- [EXERCISE DESCRIPTION]:
Pull out each line of the data that includes the word "name".

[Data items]
* START *
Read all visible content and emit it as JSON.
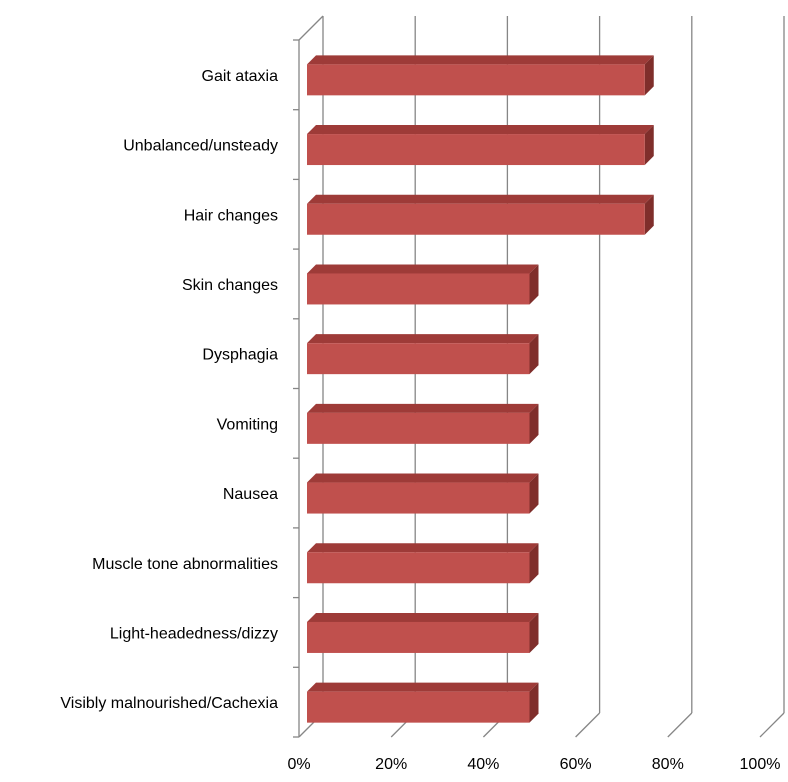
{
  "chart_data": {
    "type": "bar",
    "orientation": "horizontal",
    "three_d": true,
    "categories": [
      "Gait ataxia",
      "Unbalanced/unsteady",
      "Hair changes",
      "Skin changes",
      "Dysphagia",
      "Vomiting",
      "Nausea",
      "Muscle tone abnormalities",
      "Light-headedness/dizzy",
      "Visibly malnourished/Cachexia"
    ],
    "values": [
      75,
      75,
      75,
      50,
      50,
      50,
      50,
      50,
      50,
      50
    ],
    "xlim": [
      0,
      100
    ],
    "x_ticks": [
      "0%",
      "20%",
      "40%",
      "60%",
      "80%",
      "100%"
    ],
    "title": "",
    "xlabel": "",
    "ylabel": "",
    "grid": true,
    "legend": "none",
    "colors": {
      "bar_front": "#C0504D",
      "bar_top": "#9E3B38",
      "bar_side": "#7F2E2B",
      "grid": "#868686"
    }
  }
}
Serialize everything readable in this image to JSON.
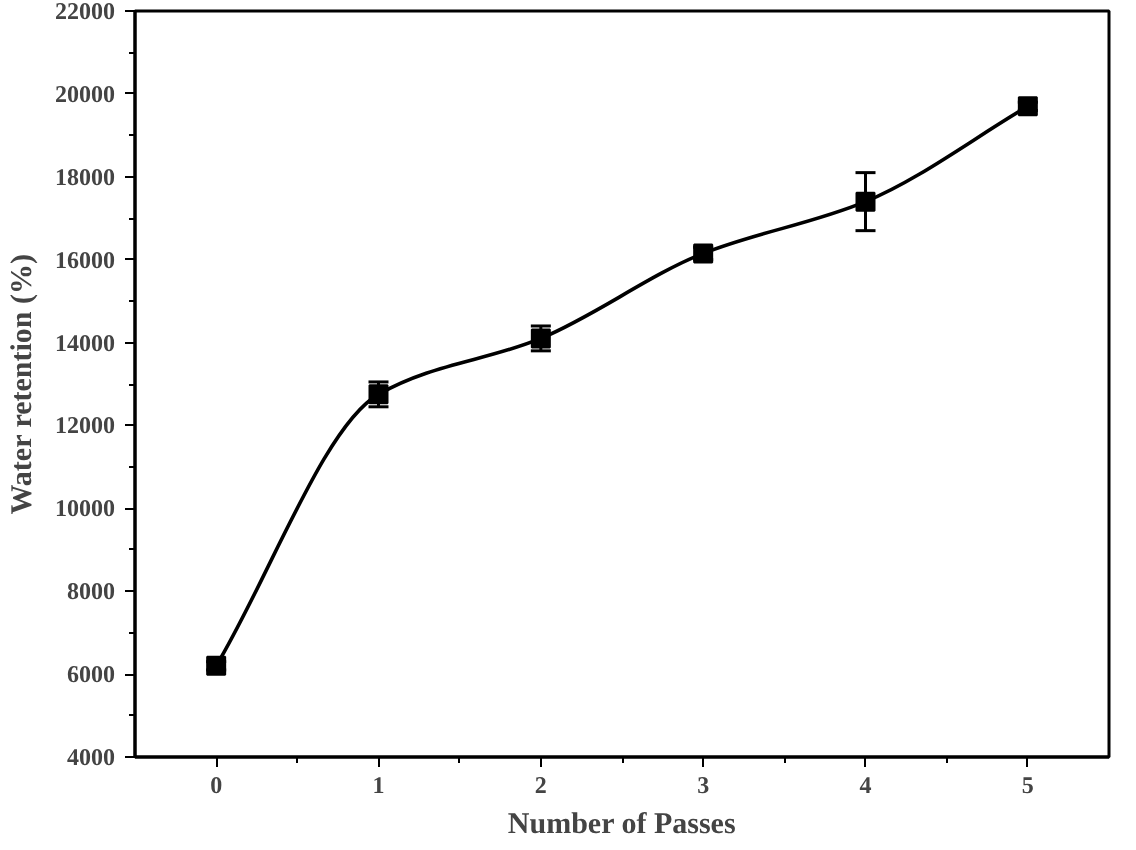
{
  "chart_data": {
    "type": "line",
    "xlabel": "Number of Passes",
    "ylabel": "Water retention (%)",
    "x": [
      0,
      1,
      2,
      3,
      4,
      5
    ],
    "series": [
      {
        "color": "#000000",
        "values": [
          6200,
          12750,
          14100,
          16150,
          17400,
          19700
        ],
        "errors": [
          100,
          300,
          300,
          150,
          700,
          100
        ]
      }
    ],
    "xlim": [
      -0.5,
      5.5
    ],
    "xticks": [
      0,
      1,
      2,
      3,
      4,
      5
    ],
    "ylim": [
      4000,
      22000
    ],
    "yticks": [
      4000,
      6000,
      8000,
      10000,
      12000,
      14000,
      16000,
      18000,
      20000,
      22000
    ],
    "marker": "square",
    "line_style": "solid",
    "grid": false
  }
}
* END *
* START *
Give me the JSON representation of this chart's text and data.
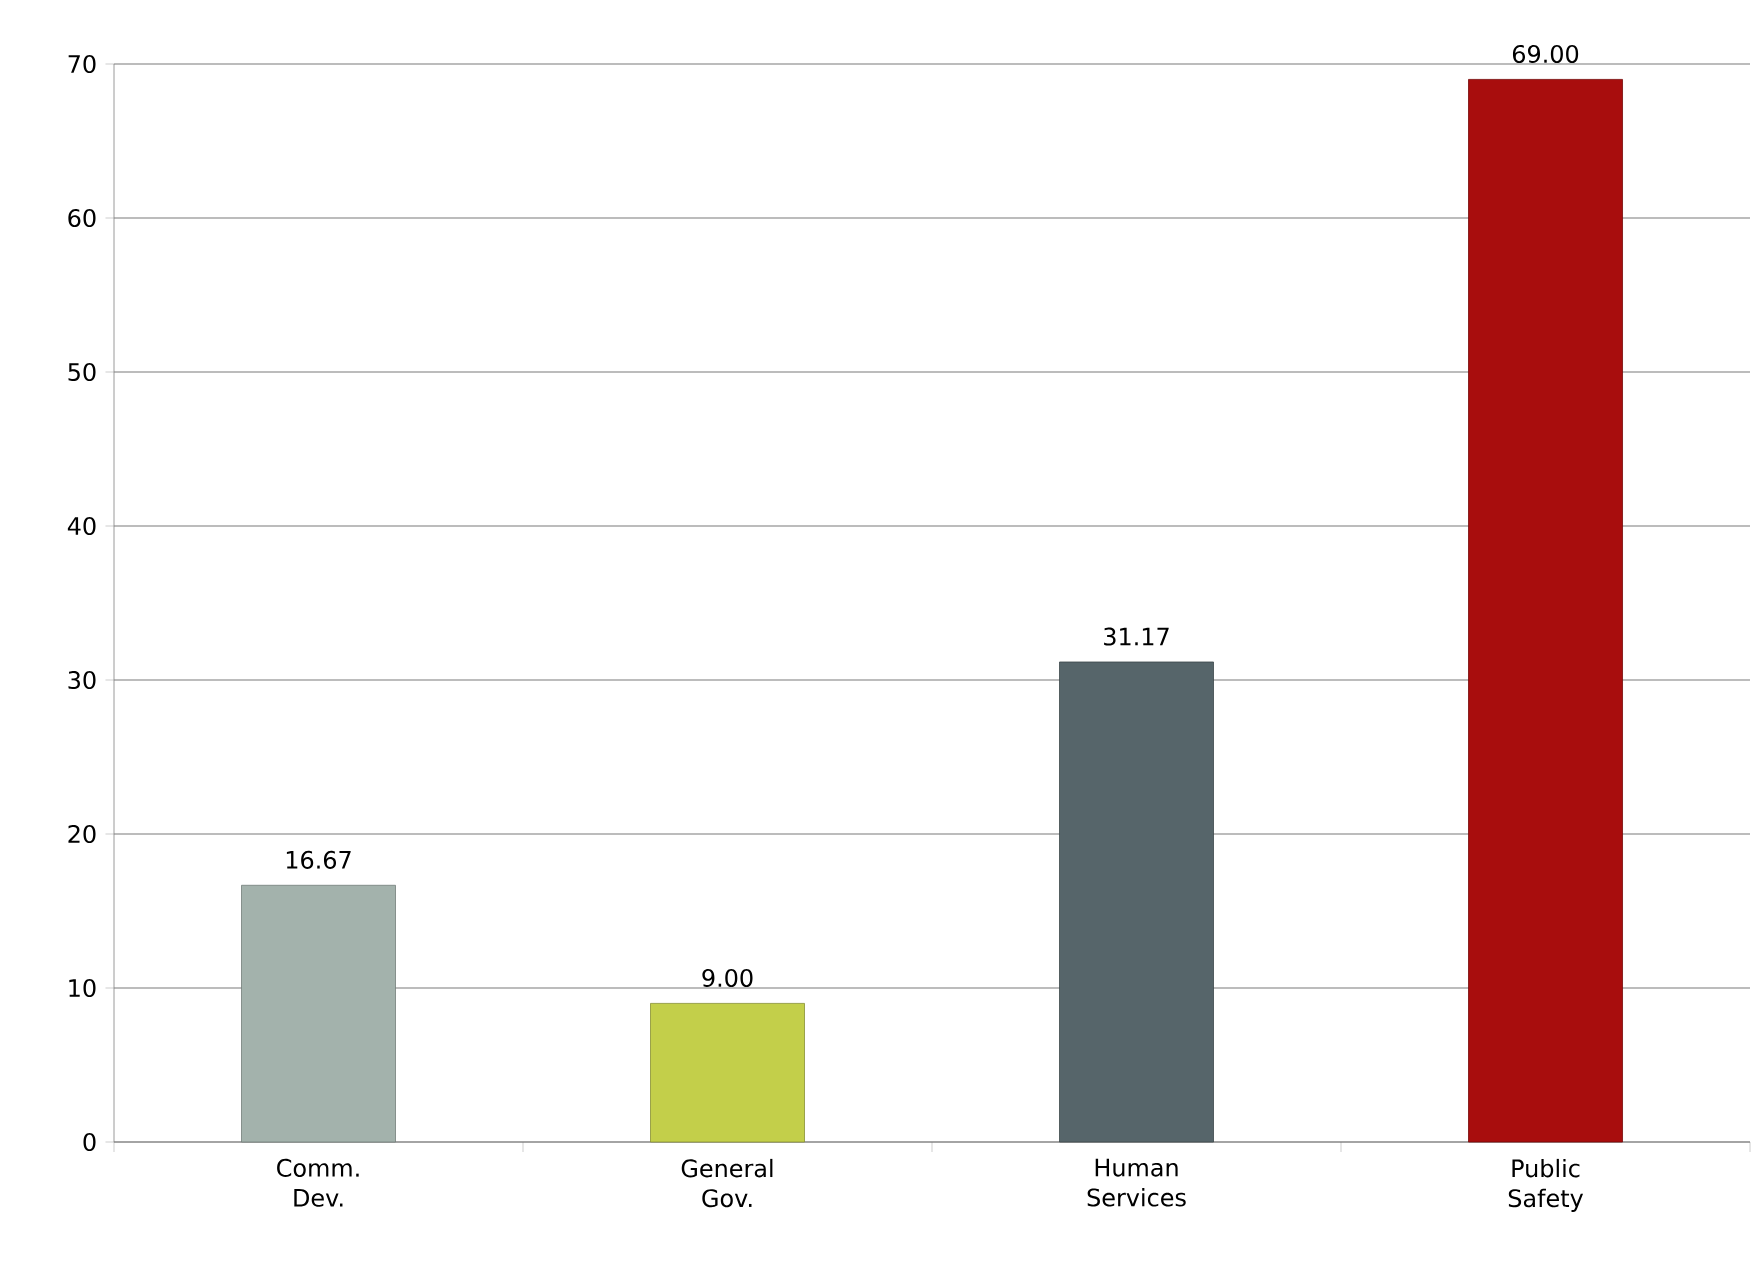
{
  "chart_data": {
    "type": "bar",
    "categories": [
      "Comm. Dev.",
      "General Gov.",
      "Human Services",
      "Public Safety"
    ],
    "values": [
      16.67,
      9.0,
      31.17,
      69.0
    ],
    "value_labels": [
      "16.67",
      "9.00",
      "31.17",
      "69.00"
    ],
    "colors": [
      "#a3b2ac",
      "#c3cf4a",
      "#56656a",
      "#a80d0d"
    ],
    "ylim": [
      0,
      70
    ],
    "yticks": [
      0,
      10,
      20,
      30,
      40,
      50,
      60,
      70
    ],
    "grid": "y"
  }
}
* END *
* START *
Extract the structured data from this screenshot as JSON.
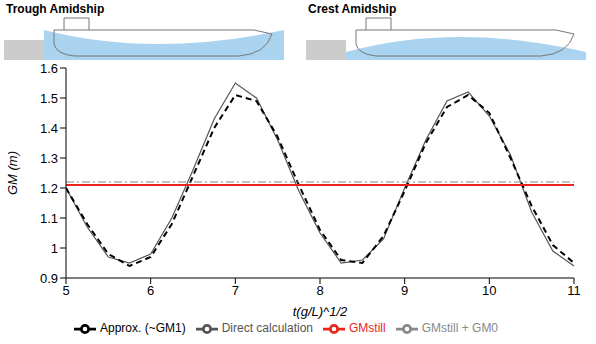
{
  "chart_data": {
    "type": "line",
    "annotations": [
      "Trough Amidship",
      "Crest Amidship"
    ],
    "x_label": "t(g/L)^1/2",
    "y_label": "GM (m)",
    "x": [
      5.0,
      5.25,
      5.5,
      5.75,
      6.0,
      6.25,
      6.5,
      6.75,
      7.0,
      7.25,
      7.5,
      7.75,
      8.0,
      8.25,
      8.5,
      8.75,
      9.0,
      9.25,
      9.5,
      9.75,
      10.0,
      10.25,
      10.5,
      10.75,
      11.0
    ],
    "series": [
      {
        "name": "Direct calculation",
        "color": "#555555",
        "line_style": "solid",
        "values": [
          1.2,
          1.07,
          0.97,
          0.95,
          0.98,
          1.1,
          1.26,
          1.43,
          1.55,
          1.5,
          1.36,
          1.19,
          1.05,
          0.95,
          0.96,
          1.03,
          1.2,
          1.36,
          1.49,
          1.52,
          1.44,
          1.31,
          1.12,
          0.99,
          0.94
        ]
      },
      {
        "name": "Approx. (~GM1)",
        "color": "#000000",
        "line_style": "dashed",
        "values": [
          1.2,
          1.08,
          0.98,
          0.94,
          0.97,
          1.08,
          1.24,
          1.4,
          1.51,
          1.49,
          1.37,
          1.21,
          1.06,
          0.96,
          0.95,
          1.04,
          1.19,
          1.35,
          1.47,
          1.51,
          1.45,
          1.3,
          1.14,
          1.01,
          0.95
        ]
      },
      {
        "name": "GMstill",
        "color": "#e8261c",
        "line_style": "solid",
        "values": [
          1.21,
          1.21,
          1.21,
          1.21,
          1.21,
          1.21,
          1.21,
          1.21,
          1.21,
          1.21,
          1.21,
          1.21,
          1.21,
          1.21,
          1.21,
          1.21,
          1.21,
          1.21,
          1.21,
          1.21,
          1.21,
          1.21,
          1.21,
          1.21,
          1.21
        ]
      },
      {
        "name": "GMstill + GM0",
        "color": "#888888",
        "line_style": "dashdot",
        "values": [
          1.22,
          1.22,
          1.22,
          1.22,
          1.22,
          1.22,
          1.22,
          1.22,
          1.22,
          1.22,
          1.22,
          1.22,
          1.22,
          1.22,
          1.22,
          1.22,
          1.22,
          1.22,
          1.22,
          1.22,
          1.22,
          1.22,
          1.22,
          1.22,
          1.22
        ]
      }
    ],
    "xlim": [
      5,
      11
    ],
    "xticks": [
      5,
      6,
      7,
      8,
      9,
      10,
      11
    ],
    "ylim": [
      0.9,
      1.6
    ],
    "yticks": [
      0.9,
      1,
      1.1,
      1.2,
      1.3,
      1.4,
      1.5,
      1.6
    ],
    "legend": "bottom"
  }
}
* END *
- [FINISHED EXERCISE]:
        "name": "Direct calculation",
        "name": "Approx. (~GM1)",
        "name": "GMstill",
        "name": "GMstill + GM0",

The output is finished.